# [Your instructions]
Collect the lines of the entries where "Domain" shows up.

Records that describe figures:
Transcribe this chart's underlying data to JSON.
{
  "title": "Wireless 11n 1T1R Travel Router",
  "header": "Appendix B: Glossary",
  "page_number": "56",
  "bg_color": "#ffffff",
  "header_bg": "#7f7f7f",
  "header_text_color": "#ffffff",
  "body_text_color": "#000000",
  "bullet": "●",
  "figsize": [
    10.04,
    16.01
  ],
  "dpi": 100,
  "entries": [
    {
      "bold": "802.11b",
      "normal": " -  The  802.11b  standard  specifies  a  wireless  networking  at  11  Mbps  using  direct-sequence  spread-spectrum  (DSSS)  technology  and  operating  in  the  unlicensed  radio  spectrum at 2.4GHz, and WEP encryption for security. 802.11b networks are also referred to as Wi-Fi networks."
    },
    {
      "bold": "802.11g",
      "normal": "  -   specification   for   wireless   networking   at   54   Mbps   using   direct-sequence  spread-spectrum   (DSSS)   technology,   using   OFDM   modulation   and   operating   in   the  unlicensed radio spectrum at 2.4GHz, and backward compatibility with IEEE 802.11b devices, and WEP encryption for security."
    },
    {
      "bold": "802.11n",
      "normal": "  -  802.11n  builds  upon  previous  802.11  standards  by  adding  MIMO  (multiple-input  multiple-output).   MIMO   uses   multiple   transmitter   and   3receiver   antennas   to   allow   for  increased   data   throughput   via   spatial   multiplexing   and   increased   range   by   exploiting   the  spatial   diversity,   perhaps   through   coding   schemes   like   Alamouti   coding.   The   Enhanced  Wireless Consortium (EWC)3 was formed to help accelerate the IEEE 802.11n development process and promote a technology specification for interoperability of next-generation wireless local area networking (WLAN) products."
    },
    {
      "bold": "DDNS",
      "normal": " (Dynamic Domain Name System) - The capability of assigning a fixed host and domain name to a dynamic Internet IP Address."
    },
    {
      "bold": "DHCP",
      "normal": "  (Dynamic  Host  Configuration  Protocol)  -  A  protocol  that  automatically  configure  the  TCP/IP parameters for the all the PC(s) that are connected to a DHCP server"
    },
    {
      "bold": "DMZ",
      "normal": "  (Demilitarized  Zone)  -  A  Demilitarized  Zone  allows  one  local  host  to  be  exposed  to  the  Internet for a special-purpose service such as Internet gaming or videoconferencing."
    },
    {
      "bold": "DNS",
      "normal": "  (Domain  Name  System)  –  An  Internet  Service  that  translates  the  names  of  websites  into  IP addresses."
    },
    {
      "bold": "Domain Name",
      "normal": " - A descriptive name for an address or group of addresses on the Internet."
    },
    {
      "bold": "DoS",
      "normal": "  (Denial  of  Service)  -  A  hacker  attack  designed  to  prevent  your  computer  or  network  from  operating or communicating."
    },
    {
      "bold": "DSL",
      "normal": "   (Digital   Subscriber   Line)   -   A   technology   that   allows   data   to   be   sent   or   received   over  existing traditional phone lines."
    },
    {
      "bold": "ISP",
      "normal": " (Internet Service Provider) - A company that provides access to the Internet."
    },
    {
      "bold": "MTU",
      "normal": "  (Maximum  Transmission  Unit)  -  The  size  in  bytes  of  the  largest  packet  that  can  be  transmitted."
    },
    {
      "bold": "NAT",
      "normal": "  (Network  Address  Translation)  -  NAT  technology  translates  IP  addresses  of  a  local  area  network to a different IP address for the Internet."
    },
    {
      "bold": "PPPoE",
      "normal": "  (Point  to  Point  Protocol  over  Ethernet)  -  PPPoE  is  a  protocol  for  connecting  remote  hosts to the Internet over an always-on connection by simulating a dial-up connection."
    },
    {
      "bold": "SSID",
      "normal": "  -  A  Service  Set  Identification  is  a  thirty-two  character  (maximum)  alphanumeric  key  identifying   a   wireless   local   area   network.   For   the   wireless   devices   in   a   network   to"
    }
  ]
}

# [The completed task]
      "normal": " (Dynamic Domain Name System) - The capability of assigning a fixed host and domain name to a dynamic Internet IP Address."
      "normal": "  (Domain  Name  System)  –  An  Internet  Service  that  translates  the  names  of  websites  into  IP addresses."
      "bold": "Domain Name",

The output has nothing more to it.